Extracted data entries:
——
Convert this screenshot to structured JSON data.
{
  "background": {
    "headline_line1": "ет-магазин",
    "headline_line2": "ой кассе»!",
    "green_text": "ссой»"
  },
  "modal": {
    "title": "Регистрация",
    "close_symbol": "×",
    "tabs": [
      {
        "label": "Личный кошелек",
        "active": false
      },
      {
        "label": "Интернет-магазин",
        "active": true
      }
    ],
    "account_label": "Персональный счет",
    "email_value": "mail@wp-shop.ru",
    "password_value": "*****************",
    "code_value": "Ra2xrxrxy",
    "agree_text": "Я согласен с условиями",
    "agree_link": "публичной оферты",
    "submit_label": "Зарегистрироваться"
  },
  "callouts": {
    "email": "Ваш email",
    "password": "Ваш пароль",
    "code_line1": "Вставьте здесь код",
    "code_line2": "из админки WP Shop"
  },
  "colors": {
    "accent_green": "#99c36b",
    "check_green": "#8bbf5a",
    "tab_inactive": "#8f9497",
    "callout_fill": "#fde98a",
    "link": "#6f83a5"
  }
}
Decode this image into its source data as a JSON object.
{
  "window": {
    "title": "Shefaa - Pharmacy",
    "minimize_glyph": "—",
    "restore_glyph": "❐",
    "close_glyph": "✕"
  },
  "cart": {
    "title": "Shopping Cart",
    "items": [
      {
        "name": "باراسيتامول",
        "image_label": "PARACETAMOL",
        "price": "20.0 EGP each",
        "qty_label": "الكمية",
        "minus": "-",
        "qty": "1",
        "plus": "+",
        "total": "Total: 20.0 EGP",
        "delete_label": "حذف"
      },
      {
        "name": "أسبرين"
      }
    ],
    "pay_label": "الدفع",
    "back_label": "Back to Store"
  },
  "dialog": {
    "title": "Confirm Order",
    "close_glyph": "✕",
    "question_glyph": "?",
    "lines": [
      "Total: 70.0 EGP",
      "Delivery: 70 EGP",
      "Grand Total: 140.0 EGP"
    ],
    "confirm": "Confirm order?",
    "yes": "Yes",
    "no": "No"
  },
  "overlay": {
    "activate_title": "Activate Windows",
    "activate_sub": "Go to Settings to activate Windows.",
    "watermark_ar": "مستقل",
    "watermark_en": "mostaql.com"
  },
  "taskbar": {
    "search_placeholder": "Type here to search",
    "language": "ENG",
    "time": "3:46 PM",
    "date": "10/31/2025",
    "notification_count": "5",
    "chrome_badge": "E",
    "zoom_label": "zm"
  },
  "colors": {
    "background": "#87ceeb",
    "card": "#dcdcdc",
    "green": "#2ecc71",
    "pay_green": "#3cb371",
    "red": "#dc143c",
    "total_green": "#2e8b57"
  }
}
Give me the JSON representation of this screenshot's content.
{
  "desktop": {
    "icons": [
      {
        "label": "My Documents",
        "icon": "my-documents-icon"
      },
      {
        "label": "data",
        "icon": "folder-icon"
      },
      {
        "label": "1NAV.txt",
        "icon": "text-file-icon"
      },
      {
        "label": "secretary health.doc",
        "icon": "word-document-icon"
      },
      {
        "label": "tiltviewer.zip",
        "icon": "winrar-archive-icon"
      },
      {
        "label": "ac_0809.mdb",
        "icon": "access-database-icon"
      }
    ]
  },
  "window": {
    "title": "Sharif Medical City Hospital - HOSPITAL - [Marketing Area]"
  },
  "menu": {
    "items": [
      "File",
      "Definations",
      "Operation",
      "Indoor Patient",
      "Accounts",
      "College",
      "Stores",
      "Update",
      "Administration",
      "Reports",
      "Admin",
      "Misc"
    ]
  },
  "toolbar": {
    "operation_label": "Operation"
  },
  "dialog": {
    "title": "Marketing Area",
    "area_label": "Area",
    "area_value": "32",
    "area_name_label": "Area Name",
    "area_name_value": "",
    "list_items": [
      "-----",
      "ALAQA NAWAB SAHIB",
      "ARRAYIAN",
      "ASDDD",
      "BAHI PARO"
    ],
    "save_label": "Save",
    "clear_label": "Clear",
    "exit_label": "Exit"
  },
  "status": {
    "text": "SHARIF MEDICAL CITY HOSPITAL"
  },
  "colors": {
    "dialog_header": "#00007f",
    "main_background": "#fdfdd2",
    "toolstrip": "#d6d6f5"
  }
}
——
§ What is being asked: Return the material in full, exactly as shown.

§ Answer below:
Convert this screenshot to structured JSON data.
{
  "background": {
    "headline_line1": "ет-магазин",
    "headline_line2": "ой кассе»!",
    "green_text": "ссой»"
  },
  "modal": {
    "title": "Регистрация",
    "close_symbol": "×",
    "tabs": [
      {
        "label": "Личный кошелек",
        "active": false
      },
      {
        "label": "Интернет-магазин",
        "active": true
      }
    ],
    "account_label": "Персональный счет",
    "email_value": "mail@wp-shop.ru",
    "password_value": "*****************",
    "code_value": "Ra2xrxrxy",
    "agree_text": "Я согласен с условиями",
    "agree_link": "публичной оферты",
    "submit_label": "Зарегистрироваться"
  },
  "callouts": {
    "email": "Ваш email",
    "password": "Ваш пароль",
    "code_line1": "Вставьте здесь код",
    "code_line2": "из админки WP Shop"
  },
  "colors": {
    "accent_green": "#99c36b",
    "check_green": "#8bbf5a",
    "tab_inactive": "#8f9497",
    "callout_fill": "#fde98a",
    "link": "#6f83a5"
  }
}
Decode this image into its source data as a JSON object.
{
  "window": {
    "title": "Shefaa - Pharmacy",
    "minimize_glyph": "—",
    "restore_glyph": "❐",
    "close_glyph": "✕"
  },
  "cart": {
    "title": "Shopping Cart",
    "items": [
      {
        "name": "باراسيتامول",
        "image_label": "PARACETAMOL",
        "price": "20.0 EGP each",
        "qty_label": "الكمية",
        "minus": "-",
        "qty": "1",
        "plus": "+",
        "total": "Total: 20.0 EGP",
        "delete_label": "حذف"
      },
      {
        "name": "أسبرين"
      }
    ],
    "pay_label": "الدفع",
    "back_label": "Back to Store"
  },
  "dialog": {
    "title": "Confirm Order",
    "close_glyph": "✕",
    "question_glyph": "?",
    "lines": [
      "Total: 70.0 EGP",
      "Delivery: 70 EGP",
      "Grand Total: 140.0 EGP"
    ],
    "confirm": "Confirm order?",
    "yes": "Yes",
    "no": "No"
  },
  "overlay": {
    "activate_title": "Activate Windows",
    "activate_sub": "Go to Settings to activate Windows.",
    "watermark_ar": "مستقل",
    "watermark_en": "mostaql.com"
  },
  "taskbar": {
    "search_placeholder": "Type here to search",
    "language": "ENG",
    "time": "3:46 PM",
    "date": "10/31/2025",
    "notification_count": "5",
    "chrome_badge": "E",
    "zoom_label": "zm"
  },
  "colors": {
    "background": "#87ceeb",
    "card": "#dcdcdc",
    "green": "#2ecc71",
    "pay_green": "#3cb371",
    "red": "#dc143c",
    "total_green": "#2e8b57"
  }
}
Give me the JSON representation of this screenshot's content.
{
  "desktop": {
    "icons": [
      {
        "label": "My Documents",
        "icon": "my-documents-icon"
      },
      {
        "label": "data",
        "icon": "folder-icon"
      },
      {
        "label": "1NAV.txt",
        "icon": "text-file-icon"
      },
      {
        "label": "secretary health.doc",
        "icon": "word-document-icon"
      },
      {
        "label": "tiltviewer.zip",
        "icon": "winrar-archive-icon"
      },
      {
        "label": "ac_0809.mdb",
        "icon": "access-database-icon"
      }
    ]
  },
  "window": {
    "title": "Sharif Medical City Hospital - HOSPITAL - [Marketing Area]"
  },
  "menu": {
    "items": [
      "File",
      "Definations",
      "Operation",
      "Indoor Patient",
      "Accounts",
      "College",
      "Stores",
      "Update",
      "Administration",
      "Reports",
      "Admin",
      "Misc"
    ]
  },
  "toolbar": {
    "operation_label": "Operation"
  },
  "dialog": {
    "title": "Marketing Area",
    "area_label": "Area",
    "area_value": "32",
    "area_name_label": "Area Name",
    "area_name_value": "",
    "list_items": [
      "-----",
      "ALAQA NAWAB SAHIB",
      "ARRAYIAN",
      "ASDDD",
      "BAHI PARO"
    ],
    "save_label": "Save",
    "clear_label": "Clear",
    "exit_label": "Exit"
  },
  "status": {
    "text": "SHARIF MEDICAL CITY HOSPITAL"
  },
  "colors": {
    "dialog_header": "#00007f",
    "main_background": "#fdfdd2",
    "toolstrip": "#d6d6f5"
  }
}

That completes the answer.